=== Data lines ===

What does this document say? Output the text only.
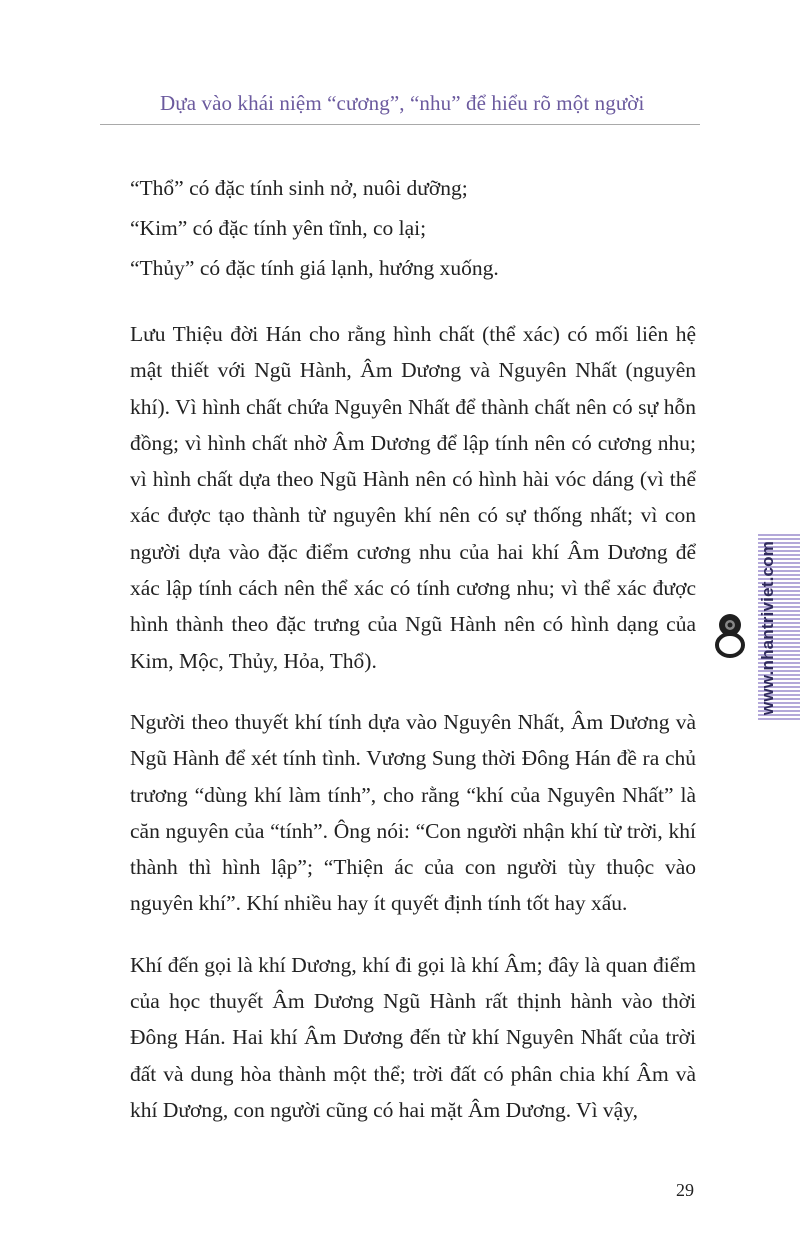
Dựa vào khái niệm “cương”, “nhu” để hiểu rõ một người

“Thổ” có đặc tính sinh nở, nuôi dưỡng;

“Kim” có đặc tính yên tĩnh, co lại;

“Thủy” có đặc tính giá lạnh, hướng xuống.

Lưu Thiệu đời Hán cho rằng hình chất (thể xác) có mối liên hệ mật thiết với Ngũ Hành, Âm Dương và Nguyên Nhất (nguyên khí). Vì hình chất chứa Nguyên Nhất để thành chất nên có sự hỗn đồng; vì hình chất nhờ Âm Dương để lập tính nên có cương nhu; vì hình chất dựa theo Ngũ Hành nên có hình hài vóc dáng (vì thể xác được tạo thành từ nguyên khí nên có sự thống nhất; vì con người dựa vào đặc điểm cương nhu của hai khí Âm Dương để xác lập tính cách nên thể xác có tính cương nhu; vì thể xác được hình thành theo đặc trưng của Ngũ Hành nên có hình dạng của Kim, Mộc, Thủy, Hỏa, Thổ).

Người theo thuyết khí tính dựa vào Nguyên Nhất, Âm Dương và Ngũ Hành để xét tính tình. Vương Sung thời Đông Hán đề ra chủ trương “dùng khí làm tính”, cho rằng “khí của Nguyên Nhất” là căn nguyên của “tính”. Ông nói: “Con người nhận khí từ trời, khí thành thì hình lập”; “Thiện ác của con người tùy thuộc vào nguyên khí”. Khí nhiều hay ít quyết định tính tốt hay xấu.

Khí đến gọi là khí Dương, khí đi gọi là khí Âm; đây là quan điểm của học thuyết Âm Dương Ngũ Hành rất thịnh hành vào thời Đông Hán. Hai khí Âm Dương đến từ khí Nguyên Nhất của trời đất và dung hòa thành một thể; trời đất có phân chia khí Âm và khí Dương, con người cũng có hai mặt Âm Dương. Vì vậy,

www.nhantriviet.com
29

===

■ Stated problem ■
Make an exact copy of every entry above, minus the images.

■ Task response ■
What does this document say? Output the text only.
Dựa vào khái niệm “cương”, “nhu” để hiểu rõ một người

“Thổ” có đặc tính sinh nở, nuôi dưỡng;

“Kim” có đặc tính yên tĩnh, co lại;

“Thủy” có đặc tính giá lạnh, hướng xuống.

Lưu Thiệu đời Hán cho rằng hình chất (thể xác) có mối liên hệ mật thiết với Ngũ Hành, Âm Dương và Nguyên Nhất (nguyên khí). Vì hình chất chứa Nguyên Nhất để thành chất nên có sự hỗn đồng; vì hình chất nhờ Âm Dương để lập tính nên có cương nhu; vì hình chất dựa theo Ngũ Hành nên có hình hài vóc dáng (vì thể xác được tạo thành từ nguyên khí nên có sự thống nhất; vì con người dựa vào đặc điểm cương nhu của hai khí Âm Dương để xác lập tính cách nên thể xác có tính cương nhu; vì thể xác được hình thành theo đặc trưng của Ngũ Hành nên có hình dạng của Kim, Mộc, Thủy, Hỏa, Thổ).

Người theo thuyết khí tính dựa vào Nguyên Nhất, Âm Dương và Ngũ Hành để xét tính tình. Vương Sung thời Đông Hán đề ra chủ trương “dùng khí làm tính”, cho rằng “khí của Nguyên Nhất” là căn nguyên của “tính”. Ông nói: “Con người nhận khí từ trời, khí thành thì hình lập”; “Thiện ác của con người tùy thuộc vào nguyên khí”. Khí nhiều hay ít quyết định tính tốt hay xấu.

Khí đến gọi là khí Dương, khí đi gọi là khí Âm; đây là quan điểm của học thuyết Âm Dương Ngũ Hành rất thịnh hành vào thời Đông Hán. Hai khí Âm Dương đến từ khí Nguyên Nhất của trời đất và dung hòa thành một thể; trời đất có phân chia khí Âm và khí Dương, con người cũng có hai mặt Âm Dương. Vì vậy,

www.nhantriviet.com
29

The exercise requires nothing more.